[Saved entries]

— begin —

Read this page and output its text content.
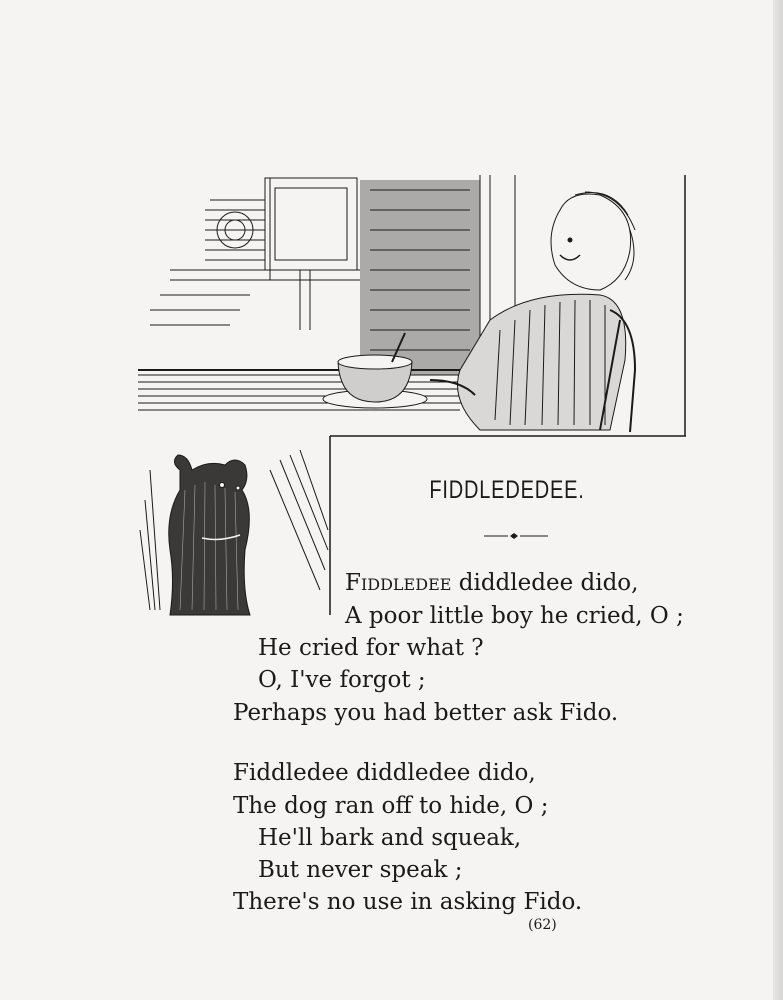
FIDDLEDEDEE.
Fiddledee diddledee dido,
A poor little boy he cried, O ;
He cried for what ?
O, I've forgot ;
Perhaps you had better ask Fido.
Fiddledee diddledee dido,
The dog ran off to hide, O ;
He'll bark and squeak,
But never speak ;
There's no use in asking Fido.
(62)
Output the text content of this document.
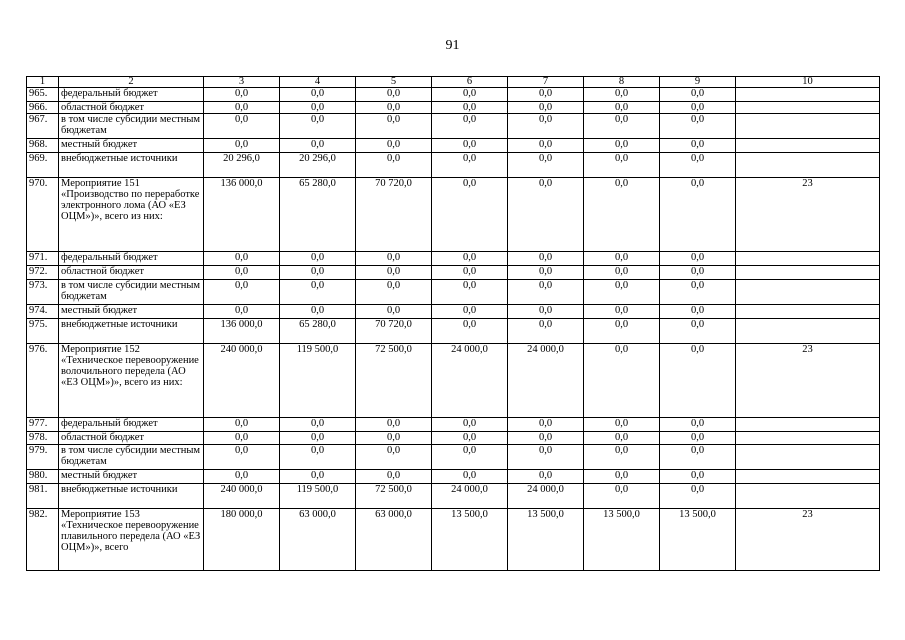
91
1	2	3	4	5	6	7	8	9	10
965.	федеральный бюджет	0,0	0,0	0,0	0,0	0,0	0,0	0,0	
966.	областной бюджет	0,0	0,0	0,0	0,0	0,0	0,0	0,0	
967.	в том числе субсидии местным бюджетам	0,0	0,0	0,0	0,0	0,0	0,0	0,0	
968.	местный бюджет	0,0	0,0	0,0	0,0	0,0	0,0	0,0	
969.	внебюджетные источники	20 296,0	20 296,0	0,0	0,0	0,0	0,0	0,0	
970.	Мероприятие 151 «Производство по переработке электронного лома (АО «ЕЗ ОЦМ»)», всего из них:	136 000,0	65 280,0	70 720,0	0,0	0,0	0,0	0,0	23
971.	федеральный бюджет	0,0	0,0	0,0	0,0	0,0	0,0	0,0	
972.	областной бюджет	0,0	0,0	0,0	0,0	0,0	0,0	0,0	
973.	в том числе субсидии местным бюджетам	0,0	0,0	0,0	0,0	0,0	0,0	0,0	
974.	местный бюджет	0,0	0,0	0,0	0,0	0,0	0,0	0,0	
975.	внебюджетные источники	136 000,0	65 280,0	70 720,0	0,0	0,0	0,0	0,0	
976.	Мероприятие 152 «Техническое перевооружение волочильного передела (АО «ЕЗ ОЦМ»)», всего из них:	240 000,0	119 500,0	72 500,0	24 000,0	24 000,0	0,0	0,0	23
977.	федеральный бюджет	0,0	0,0	0,0	0,0	0,0	0,0	0,0	
978.	областной бюджет	0,0	0,0	0,0	0,0	0,0	0,0	0,0	
979.	в том числе субсидии местным бюджетам	0,0	0,0	0,0	0,0	0,0	0,0	0,0	
980.	местный бюджет	0,0	0,0	0,0	0,0	0,0	0,0	0,0	
981.	внебюджетные источники	240 000,0	119 500,0	72 500,0	24 000,0	24 000,0	0,0	0,0	
982.	Мероприятие 153 «Техническое перевооружение плавильного передела (АО «ЕЗ ОЦМ»)», всего	180 000,0	63 000,0	63 000,0	13 500,0	13 500,0	13 500,0	13 500,0	23
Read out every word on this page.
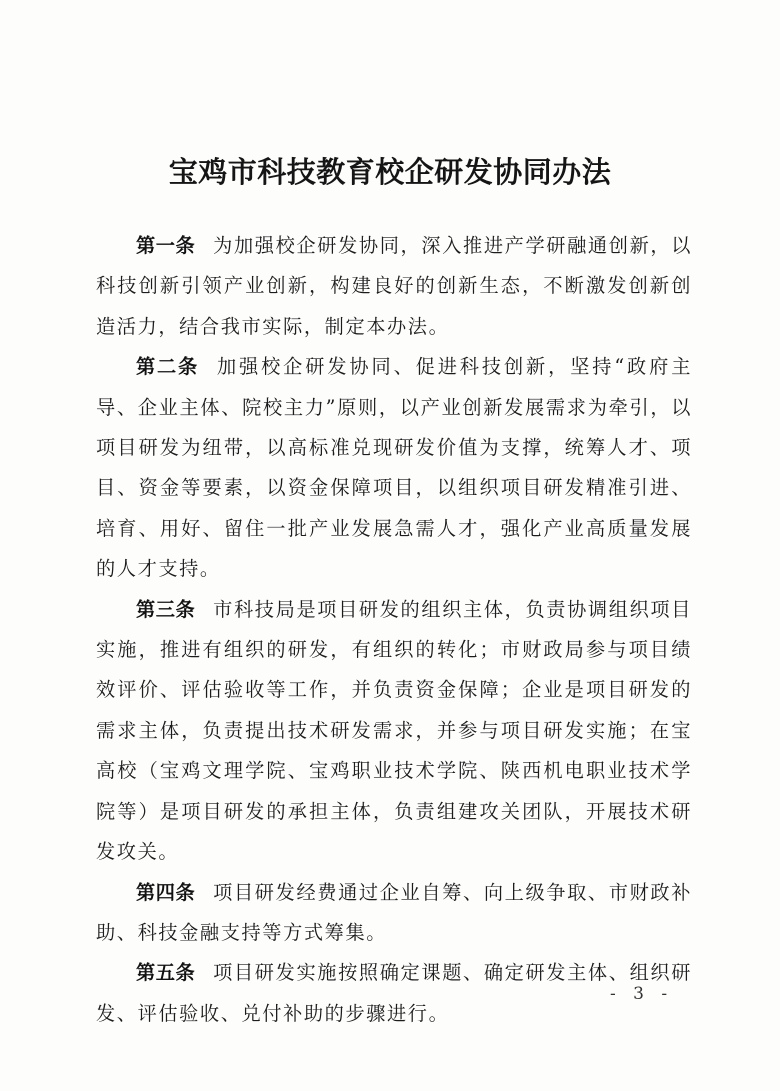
宝鸡市科技教育校企研发协同办法

第一条 为加强校企研发协同，深入推进产学研融通创新，以科技创新引领产业创新，构建良好的创新生态，不断激发创新创造活力，结合我市实际，制定本办法。

第二条 加强校企研发协同、促进科技创新，坚持“政府主导、企业主体、院校主力”原则，以产业创新发展需求为牵引，以项目研发为纽带，以高标准兑现研发价值为支撑，统筹人才、项目、资金等要素，以资金保障项目，以组织项目研发精准引进、培育、用好、留住一批产业发展急需人才，强化产业高质量发展的人才支持。

第三条 市科技局是项目研发的组织主体，负责协调组织项目实施，推进有组织的研发，有组织的转化；市财政局参与项目绩效评价、评估验收等工作，并负责资金保障；企业是项目研发的需求主体，负责提出技术研发需求，并参与项目研发实施；在宝高校（宝鸡文理学院、宝鸡职业技术学院、陕西机电职业技术学院等）是项目研发的承担主体，负责组建攻关团队，开展技术研发攻关。

第四条 项目研发经费通过企业自筹、向上级争取、市财政补助、科技金融支持等方式筹集。

第五条 项目研发实施按照确定课题、确定研发主体、组织研发、评估验收、兑付补助的步骤进行。

- 3 -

— end —

> Prompt
Look through the material above and pick out each line holding the word "content".

> Final result
Read this page and output its text content.
Output the text content of this document.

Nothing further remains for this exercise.